**The task**
Output the material word for word. Leave each picture out.

**Entries provided**

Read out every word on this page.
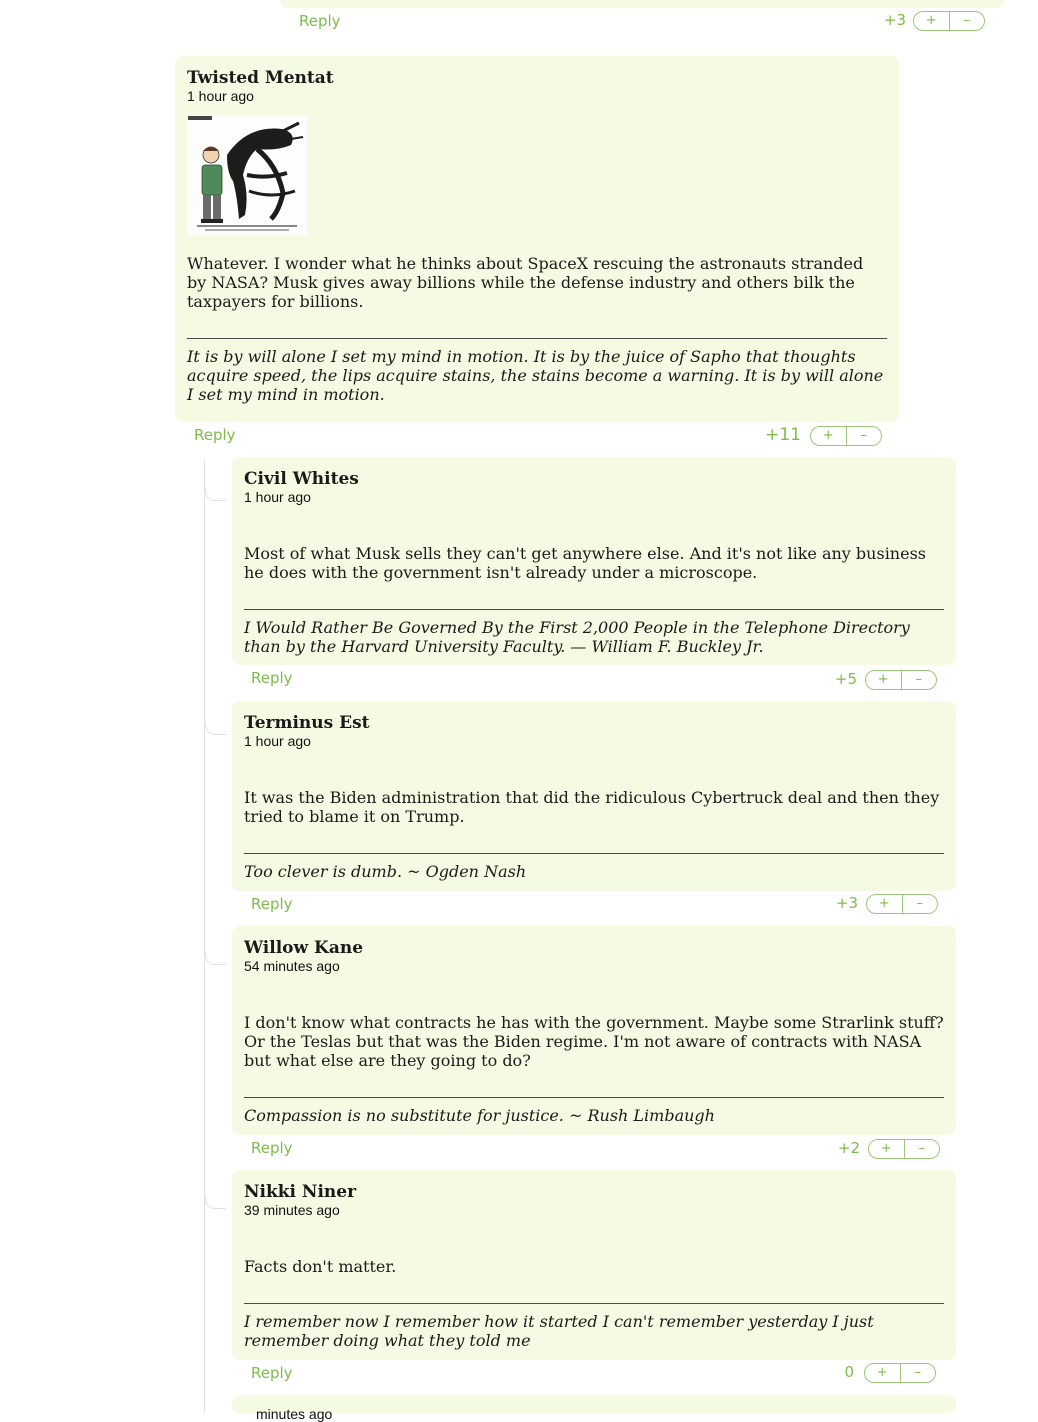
Reply	+3	+	–
Twisted Mentat
1 hour ago

Whatever. I wonder what he thinks about SpaceX rescuing the astronauts stranded by NASA? Musk gives away billions while the defense industry and others bilk the taxpayers for billions.

It is by will alone I set my mind in motion. It is by the juice of Sapho that thoughts acquire speed, the lips acquire stains, the stains become a warning. It is by will alone I set my mind in motion.

Reply	+11	+	–
Civil Whites
1 hour ago

Most of what Musk sells they can't get anywhere else. And it's not like any business he does with the government isn't already under a microscope.

I Would Rather Be Governed By the First 2,000 People in the Telephone Directory than by the Harvard University Faculty. — William F. Buckley Jr.

Reply	+5	+	–
Terminus Est
1 hour ago

It was the Biden administration that did the ridiculous Cybertruck deal and then they tried to blame it on Trump.

Too clever is dumb. ~ Ogden Nash

Reply	+3	+	–
Willow Kane
54 minutes ago

I don't know what contracts he has with the government. Maybe some Strarlink stuff? Or the Teslas but that was the Biden regime. I'm not aware of contracts with NASA but what else are they going to do?

Compassion is no substitute for justice. ~ Rush Limbaugh

Reply	+2	+	–
Nikki Niner
39 minutes ago

Facts don't matter.

I remember now I remember how it started I can't remember yesterday I just remember doing what they told me

Reply	0	+	–
minutes ago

**Output below**
Read out every word on this page.
Reply	+3	+	–
Twisted Mentat
1 hour ago

Whatever. I wonder what he thinks about SpaceX rescuing the astronauts stranded by NASA? Musk gives away billions while the defense industry and others bilk the taxpayers for billions.

It is by will alone I set my mind in motion. It is by the juice of Sapho that thoughts acquire speed, the lips acquire stains, the stains become a warning. It is by will alone I set my mind in motion.

Reply	+11	+	–
Civil Whites
1 hour ago

Most of what Musk sells they can't get anywhere else. And it's not like any business he does with the government isn't already under a microscope.

I Would Rather Be Governed By the First 2,000 People in the Telephone Directory than by the Harvard University Faculty. — William F. Buckley Jr.

Reply	+5	+	–
Terminus Est
1 hour ago

It was the Biden administration that did the ridiculous Cybertruck deal and then they tried to blame it on Trump.

Too clever is dumb. ~ Ogden Nash

Reply	+3	+	–
Willow Kane
54 minutes ago

I don't know what contracts he has with the government. Maybe some Strarlink stuff? Or the Teslas but that was the Biden regime. I'm not aware of contracts with NASA but what else are they going to do?

Compassion is no substitute for justice. ~ Rush Limbaugh

Reply	+2	+	–
Nikki Niner
39 minutes ago

Facts don't matter.

I remember now I remember how it started I can't remember yesterday I just remember doing what they told me

Reply	0	+	–
minutes ago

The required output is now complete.